▶ _The task_
Reproduce each line from the records that holds "RUNGWE".

▶ _Exercise inputs_
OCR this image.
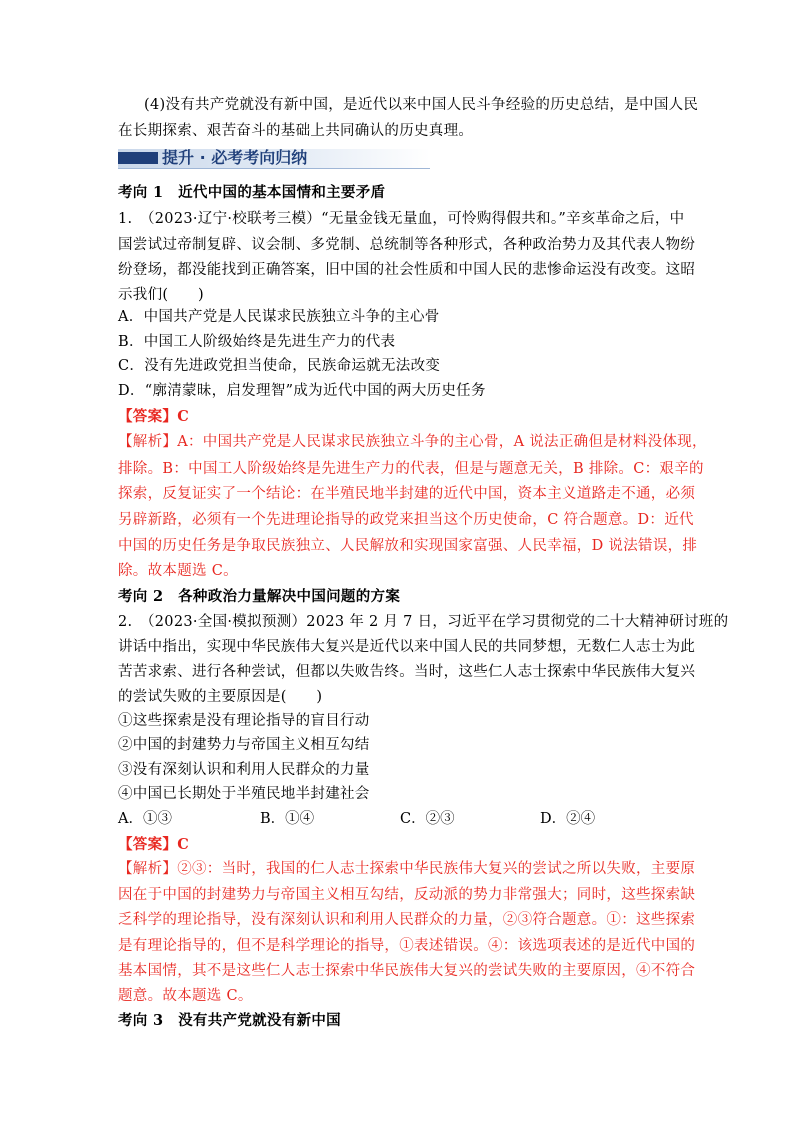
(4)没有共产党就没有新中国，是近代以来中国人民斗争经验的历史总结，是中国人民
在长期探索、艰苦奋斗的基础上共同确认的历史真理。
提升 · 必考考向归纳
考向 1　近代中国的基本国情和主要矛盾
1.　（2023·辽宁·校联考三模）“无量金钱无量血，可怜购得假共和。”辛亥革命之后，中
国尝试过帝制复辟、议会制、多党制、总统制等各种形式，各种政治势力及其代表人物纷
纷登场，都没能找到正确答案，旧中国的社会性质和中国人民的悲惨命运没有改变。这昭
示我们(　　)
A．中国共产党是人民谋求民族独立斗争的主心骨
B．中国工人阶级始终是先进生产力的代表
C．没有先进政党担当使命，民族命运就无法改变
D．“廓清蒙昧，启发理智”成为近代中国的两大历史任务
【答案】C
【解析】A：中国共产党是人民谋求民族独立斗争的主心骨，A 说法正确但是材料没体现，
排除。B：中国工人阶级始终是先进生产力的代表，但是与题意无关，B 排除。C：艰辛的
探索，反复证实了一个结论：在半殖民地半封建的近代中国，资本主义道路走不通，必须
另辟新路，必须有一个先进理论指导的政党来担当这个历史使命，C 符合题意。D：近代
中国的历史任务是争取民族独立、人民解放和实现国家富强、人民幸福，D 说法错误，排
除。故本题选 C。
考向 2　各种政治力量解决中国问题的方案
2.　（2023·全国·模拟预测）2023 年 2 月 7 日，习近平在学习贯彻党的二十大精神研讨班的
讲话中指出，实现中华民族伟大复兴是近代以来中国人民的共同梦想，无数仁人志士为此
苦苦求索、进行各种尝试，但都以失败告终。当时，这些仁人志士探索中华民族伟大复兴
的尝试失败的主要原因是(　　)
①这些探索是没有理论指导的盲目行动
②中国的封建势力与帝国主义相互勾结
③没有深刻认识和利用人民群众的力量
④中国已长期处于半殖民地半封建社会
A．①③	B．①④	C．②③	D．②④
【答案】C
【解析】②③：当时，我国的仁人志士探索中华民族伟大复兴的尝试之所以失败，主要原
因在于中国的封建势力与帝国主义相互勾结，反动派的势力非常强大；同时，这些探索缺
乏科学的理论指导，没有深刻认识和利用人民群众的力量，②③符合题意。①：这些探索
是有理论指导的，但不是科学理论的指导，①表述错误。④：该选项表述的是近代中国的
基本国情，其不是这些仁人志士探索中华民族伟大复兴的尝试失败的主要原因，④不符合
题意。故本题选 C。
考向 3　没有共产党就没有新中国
---
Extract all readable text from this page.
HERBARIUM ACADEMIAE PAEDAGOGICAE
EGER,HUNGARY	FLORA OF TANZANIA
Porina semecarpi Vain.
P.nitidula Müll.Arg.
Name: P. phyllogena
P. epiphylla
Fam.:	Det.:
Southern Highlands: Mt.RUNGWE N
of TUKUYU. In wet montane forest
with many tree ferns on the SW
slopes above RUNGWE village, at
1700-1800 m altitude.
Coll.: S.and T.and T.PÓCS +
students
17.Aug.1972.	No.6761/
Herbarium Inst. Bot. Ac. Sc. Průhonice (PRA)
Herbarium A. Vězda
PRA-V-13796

▶ _Answer to the exercise_
Southern Highlands: Mt.RUNGWE N
slopes above RUNGWE village, at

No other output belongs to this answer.